Long live the king17 October 2022
The crawler crane is king, ubiquitous on almost every infrastructure job site. The reason is simple: they rule at what they do. Julian Champkin reports.
There are rough-terrain cranes; there are all-terrain cranes; but for heavy lifting and moving on rough ground for large infrastructure projects and the like, the crawler has been and remains the king. The reason for its dominance is simple: tracks are better than tyres at moving around off-road. They spread the load. Nor do they need outriggers, and the 360 degree travel of the slew gives easier pick-up with less manoeuvring. The size of a crawler is almost infinitely scalable, from small mini-cranes and glazing robots on rubber tracks controlled by an operator walking beside them to the very largest of heavy-lift cranes with hook heights of 200m and more and capacities in the thousands of tonnes. A pedant might say that a rubber-tracked machine is not a crawler. I could dispute that - it certainly does not run on pneumatic tyres so what else would you call it? – but for the purposes of this article I will let the pedant have his way and limit the term ‘crawler’ to something that is mounted on metal caterpillar tracks rather than rubber ones.

**Exercise task A:** Reproduce the crawler crane article from "Long live the" to "Julian Champkin reports.".
**Exercise task B:**
Answer these questions using the crawler crane article.
(i) Which piece of equipment does the article say crawlers do not need?
(ii) What hook heights does it give for the very largest heavy-lift cranes?
(iii) To what kind of machine does the writer limit the term "crawler" for this article?
The lines that follow have no connection to the crawler crane article.

**Recorded information:**
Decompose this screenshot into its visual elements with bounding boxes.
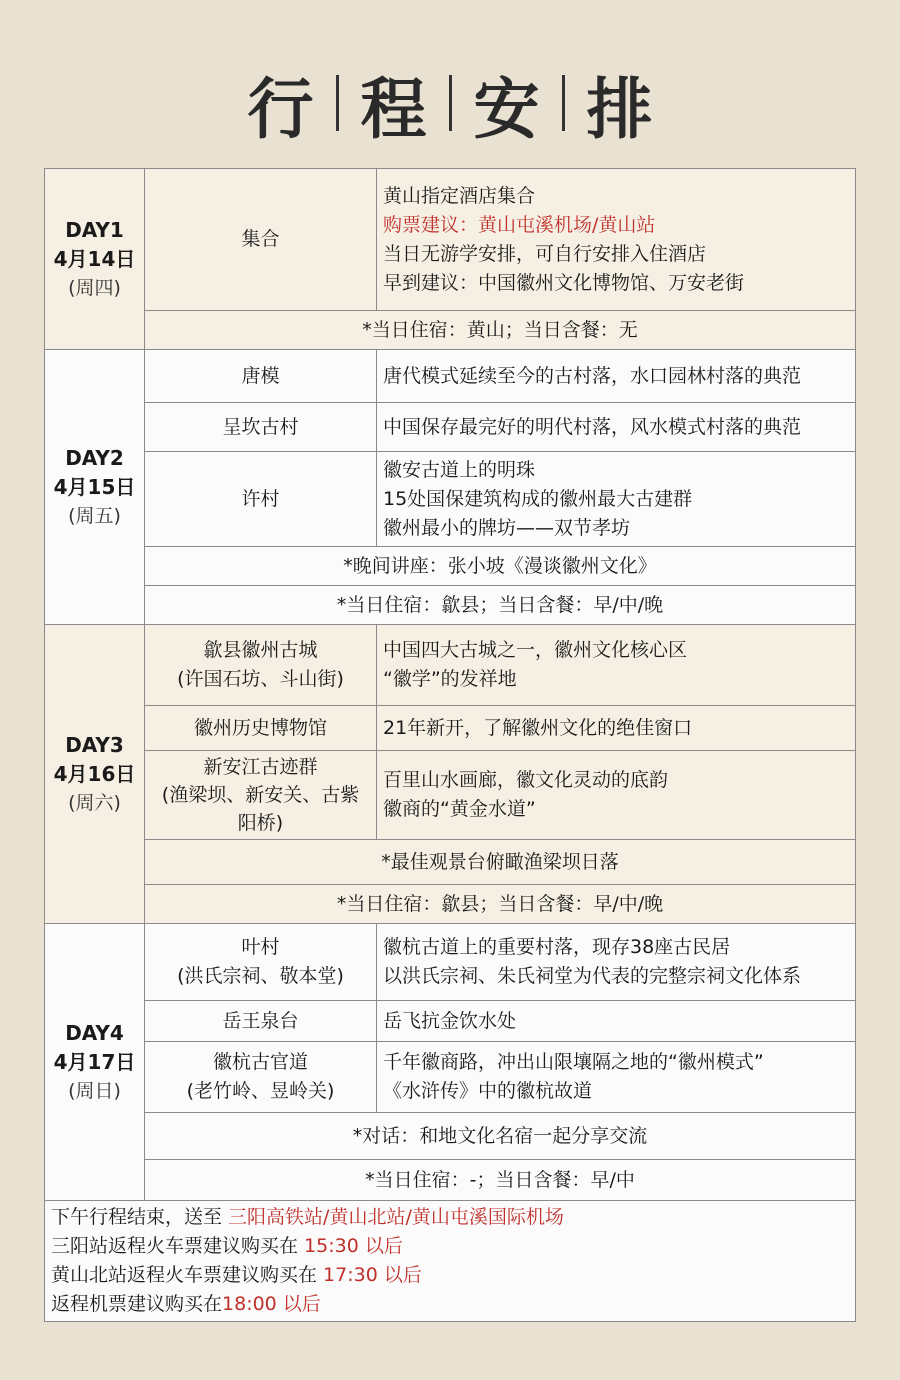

**Task output A:**
Long live the king17 October 2022
The crawler crane is king, ubiquitous on almost every infrastructure job site. The reason is simple: they rule at what they do. Julian Champkin reports.

**Task output B:**
(i) Outriggers.
(ii) Hook heights of 200m and more.
(iii) A machine mounted on metal caterpillar tracks rather than rubber ones.